Show every line that has the string "icon" in it.

[Stored data entries]
__________________________________________________

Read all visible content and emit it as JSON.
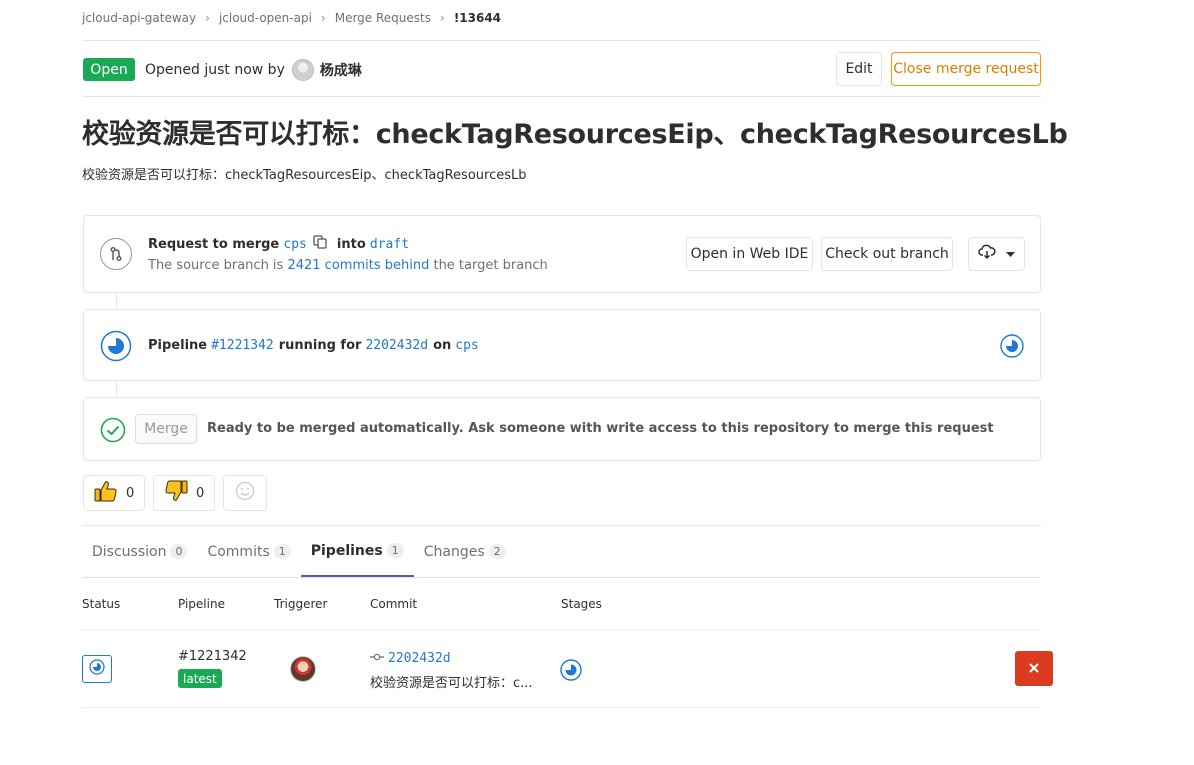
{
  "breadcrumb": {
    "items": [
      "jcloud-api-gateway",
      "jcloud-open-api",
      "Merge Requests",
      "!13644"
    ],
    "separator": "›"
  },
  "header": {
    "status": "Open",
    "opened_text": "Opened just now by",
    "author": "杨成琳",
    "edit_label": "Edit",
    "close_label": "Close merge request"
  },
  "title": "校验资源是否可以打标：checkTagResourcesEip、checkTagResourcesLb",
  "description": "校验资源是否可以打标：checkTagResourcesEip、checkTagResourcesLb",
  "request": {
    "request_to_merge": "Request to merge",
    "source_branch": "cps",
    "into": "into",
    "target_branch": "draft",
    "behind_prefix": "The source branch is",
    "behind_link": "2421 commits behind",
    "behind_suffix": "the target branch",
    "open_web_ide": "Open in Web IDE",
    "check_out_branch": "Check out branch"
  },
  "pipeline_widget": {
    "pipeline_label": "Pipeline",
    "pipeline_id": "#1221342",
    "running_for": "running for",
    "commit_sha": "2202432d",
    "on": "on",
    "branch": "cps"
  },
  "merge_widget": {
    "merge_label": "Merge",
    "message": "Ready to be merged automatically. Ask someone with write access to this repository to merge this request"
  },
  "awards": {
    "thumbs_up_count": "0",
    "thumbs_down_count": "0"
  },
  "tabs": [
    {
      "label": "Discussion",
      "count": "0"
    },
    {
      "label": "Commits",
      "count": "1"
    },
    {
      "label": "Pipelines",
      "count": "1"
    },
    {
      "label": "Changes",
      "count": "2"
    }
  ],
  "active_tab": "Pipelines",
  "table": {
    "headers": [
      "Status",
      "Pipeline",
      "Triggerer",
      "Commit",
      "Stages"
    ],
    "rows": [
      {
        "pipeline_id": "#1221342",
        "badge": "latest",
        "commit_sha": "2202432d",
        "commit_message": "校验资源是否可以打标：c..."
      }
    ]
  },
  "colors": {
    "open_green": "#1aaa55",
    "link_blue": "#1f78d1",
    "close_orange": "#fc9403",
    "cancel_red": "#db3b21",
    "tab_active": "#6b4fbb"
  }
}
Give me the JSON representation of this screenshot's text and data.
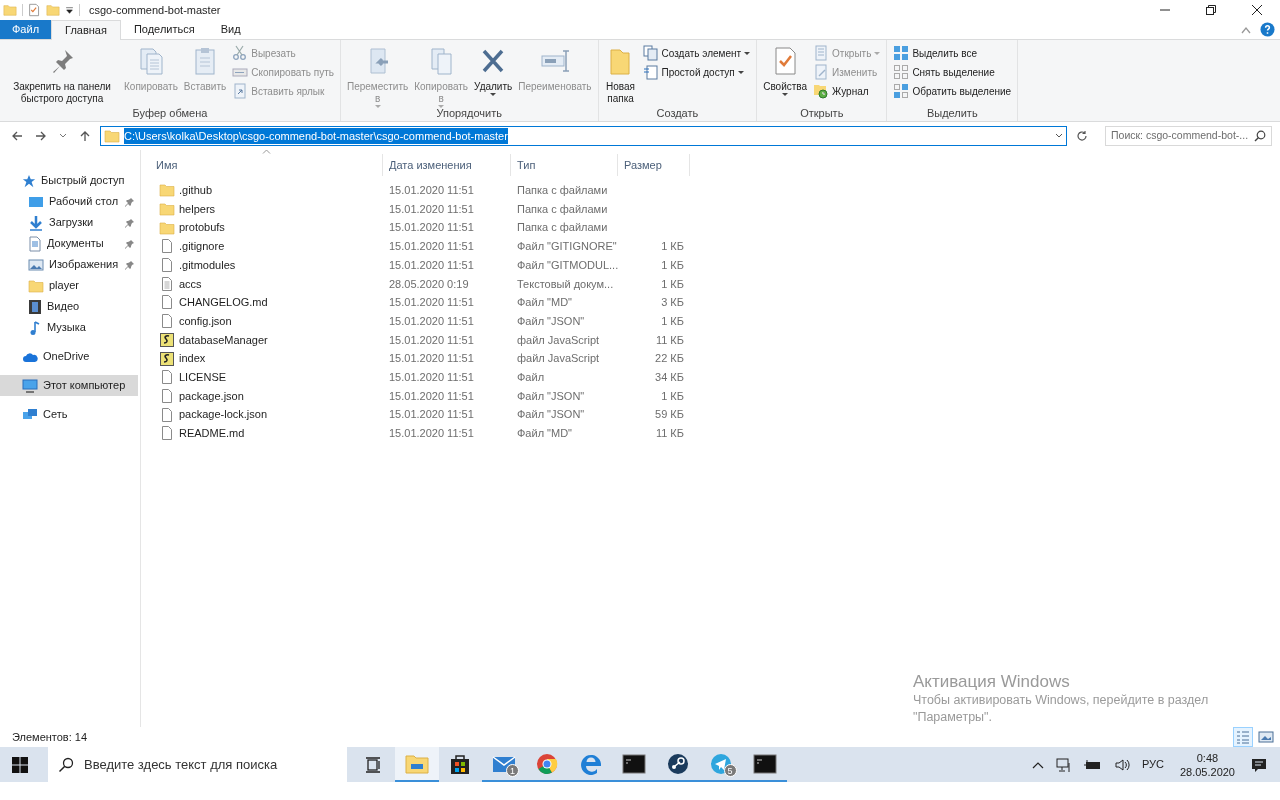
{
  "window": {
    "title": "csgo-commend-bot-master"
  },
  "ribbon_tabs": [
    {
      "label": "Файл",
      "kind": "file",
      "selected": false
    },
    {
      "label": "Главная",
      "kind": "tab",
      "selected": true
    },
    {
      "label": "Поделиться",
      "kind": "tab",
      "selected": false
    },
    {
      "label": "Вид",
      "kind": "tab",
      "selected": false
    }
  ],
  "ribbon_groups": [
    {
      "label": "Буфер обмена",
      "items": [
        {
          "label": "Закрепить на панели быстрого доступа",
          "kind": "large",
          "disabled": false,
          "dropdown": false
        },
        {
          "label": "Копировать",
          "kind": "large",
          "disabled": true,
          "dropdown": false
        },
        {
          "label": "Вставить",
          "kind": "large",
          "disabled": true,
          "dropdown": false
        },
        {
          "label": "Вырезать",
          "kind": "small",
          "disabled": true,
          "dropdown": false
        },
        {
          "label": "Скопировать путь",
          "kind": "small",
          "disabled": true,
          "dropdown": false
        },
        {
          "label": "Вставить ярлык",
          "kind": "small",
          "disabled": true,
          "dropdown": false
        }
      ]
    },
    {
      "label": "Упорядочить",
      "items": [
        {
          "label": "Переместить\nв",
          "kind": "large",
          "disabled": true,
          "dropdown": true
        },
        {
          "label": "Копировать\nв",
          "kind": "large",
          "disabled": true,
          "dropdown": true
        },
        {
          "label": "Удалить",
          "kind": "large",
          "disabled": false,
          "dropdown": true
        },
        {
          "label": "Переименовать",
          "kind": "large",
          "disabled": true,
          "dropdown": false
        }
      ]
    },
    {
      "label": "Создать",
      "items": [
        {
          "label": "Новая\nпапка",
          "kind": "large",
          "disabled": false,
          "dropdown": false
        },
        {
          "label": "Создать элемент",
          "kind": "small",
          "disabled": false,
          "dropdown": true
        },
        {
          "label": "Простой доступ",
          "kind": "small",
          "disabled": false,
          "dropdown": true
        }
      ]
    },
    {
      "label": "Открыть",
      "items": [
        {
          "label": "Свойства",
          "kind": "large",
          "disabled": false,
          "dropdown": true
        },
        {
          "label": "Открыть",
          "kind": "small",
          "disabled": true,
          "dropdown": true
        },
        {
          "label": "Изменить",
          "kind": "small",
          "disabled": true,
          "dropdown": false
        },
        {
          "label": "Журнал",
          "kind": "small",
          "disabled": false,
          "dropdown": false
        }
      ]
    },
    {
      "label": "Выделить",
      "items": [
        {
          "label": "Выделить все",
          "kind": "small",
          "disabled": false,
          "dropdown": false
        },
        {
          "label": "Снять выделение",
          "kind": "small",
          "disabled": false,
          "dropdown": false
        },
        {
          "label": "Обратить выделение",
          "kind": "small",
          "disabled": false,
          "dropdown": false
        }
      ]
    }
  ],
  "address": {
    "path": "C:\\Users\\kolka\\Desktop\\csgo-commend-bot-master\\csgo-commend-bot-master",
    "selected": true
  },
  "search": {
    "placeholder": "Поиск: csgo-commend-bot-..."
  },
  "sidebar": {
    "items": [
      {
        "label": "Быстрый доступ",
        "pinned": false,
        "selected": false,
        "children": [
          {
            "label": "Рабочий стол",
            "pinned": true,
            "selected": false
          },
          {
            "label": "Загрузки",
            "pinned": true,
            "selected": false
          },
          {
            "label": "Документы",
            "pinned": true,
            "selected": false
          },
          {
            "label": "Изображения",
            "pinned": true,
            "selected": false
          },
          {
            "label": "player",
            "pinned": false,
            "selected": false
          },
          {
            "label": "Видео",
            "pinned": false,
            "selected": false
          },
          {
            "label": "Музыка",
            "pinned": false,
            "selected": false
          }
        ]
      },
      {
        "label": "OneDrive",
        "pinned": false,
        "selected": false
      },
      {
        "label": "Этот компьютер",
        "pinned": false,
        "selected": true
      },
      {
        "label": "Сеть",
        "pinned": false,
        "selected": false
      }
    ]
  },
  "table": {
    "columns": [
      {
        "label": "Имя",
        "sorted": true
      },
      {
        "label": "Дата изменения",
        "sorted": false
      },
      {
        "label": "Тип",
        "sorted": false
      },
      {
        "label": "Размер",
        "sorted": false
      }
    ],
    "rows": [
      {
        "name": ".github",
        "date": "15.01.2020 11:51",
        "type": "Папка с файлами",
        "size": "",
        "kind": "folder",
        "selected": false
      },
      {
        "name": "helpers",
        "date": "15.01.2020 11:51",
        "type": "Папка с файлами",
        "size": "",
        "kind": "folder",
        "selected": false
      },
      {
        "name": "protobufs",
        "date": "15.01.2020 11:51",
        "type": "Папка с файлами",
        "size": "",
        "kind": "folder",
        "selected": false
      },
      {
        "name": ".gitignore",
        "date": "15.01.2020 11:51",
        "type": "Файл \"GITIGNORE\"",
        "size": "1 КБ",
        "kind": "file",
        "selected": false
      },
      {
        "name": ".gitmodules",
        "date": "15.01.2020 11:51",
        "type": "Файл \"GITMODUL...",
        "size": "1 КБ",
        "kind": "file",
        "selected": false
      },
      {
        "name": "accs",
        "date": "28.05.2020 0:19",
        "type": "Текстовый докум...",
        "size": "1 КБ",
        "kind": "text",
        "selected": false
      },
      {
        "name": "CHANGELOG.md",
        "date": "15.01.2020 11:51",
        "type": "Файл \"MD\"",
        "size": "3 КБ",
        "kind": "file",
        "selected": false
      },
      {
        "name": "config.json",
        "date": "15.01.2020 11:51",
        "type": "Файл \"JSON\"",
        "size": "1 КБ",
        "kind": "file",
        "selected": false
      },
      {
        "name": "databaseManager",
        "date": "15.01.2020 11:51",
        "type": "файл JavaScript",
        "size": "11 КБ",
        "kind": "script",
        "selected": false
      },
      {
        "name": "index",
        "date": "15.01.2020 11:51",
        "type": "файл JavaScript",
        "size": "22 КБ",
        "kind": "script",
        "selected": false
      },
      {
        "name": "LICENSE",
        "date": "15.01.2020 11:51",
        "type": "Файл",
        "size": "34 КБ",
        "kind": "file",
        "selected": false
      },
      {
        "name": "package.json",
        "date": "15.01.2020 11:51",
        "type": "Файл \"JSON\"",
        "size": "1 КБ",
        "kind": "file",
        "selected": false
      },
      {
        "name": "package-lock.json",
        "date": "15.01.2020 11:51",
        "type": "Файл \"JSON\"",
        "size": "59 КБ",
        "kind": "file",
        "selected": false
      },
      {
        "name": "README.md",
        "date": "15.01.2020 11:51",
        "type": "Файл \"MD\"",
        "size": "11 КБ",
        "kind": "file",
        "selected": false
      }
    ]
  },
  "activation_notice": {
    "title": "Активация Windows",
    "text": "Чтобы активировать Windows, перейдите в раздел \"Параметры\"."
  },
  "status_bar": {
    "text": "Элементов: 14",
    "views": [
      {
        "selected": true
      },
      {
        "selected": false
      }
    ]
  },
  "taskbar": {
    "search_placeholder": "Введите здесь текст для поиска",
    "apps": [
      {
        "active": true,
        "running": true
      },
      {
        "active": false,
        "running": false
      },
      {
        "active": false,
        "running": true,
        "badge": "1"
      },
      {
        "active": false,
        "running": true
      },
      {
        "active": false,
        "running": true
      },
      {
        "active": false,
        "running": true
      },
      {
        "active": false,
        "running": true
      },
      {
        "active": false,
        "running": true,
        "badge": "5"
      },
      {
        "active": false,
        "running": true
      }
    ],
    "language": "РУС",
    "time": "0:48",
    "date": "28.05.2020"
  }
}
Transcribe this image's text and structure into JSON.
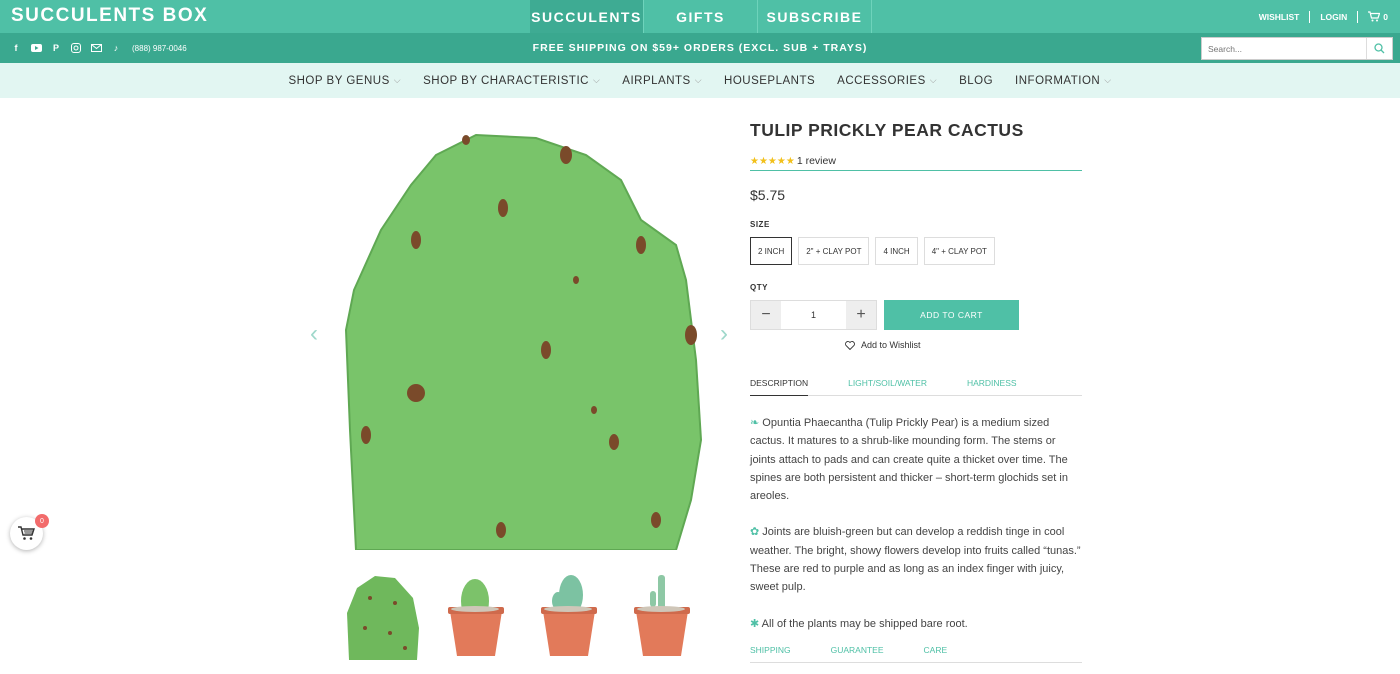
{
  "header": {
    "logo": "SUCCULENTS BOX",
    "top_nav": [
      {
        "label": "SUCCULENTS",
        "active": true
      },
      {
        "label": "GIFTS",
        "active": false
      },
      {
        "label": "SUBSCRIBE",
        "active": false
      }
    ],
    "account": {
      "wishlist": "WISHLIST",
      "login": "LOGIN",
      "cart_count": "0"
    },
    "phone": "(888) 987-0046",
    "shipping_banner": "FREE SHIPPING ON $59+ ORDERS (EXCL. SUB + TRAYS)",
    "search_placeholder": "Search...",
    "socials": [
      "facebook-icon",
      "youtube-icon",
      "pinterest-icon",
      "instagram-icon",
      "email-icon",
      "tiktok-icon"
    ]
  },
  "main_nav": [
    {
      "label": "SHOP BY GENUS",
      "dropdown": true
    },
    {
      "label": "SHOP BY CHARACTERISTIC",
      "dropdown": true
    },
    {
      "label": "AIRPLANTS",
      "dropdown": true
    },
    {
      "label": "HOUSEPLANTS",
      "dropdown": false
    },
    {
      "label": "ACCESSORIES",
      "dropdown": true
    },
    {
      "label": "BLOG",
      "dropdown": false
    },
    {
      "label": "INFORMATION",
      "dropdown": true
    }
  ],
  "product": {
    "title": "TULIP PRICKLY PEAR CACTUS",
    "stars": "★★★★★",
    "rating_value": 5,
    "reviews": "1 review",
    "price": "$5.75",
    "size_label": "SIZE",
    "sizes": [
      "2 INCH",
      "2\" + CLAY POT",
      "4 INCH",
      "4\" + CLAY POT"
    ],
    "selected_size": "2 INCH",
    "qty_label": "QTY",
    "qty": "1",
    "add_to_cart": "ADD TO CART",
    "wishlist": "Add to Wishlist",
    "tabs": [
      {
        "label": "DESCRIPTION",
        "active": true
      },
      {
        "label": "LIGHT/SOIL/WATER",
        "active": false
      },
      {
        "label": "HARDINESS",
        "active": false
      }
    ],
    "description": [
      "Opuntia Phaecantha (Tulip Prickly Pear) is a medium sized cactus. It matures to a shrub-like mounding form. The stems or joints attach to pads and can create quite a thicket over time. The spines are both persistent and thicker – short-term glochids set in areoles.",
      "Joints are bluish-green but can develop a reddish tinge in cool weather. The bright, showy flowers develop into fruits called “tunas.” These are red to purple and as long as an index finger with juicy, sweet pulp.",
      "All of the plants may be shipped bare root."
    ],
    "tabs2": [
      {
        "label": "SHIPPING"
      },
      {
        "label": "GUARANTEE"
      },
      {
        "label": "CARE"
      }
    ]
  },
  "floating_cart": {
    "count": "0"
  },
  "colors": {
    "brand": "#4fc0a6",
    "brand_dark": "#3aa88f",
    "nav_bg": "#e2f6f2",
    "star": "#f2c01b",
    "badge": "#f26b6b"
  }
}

__________________________________________________

▶ [COMPLETED TASK]:
      "facebook-icon",
      "youtube-icon",
      "pinterest-icon",
      "instagram-icon",
      "email-icon",
      "tiktok-icon"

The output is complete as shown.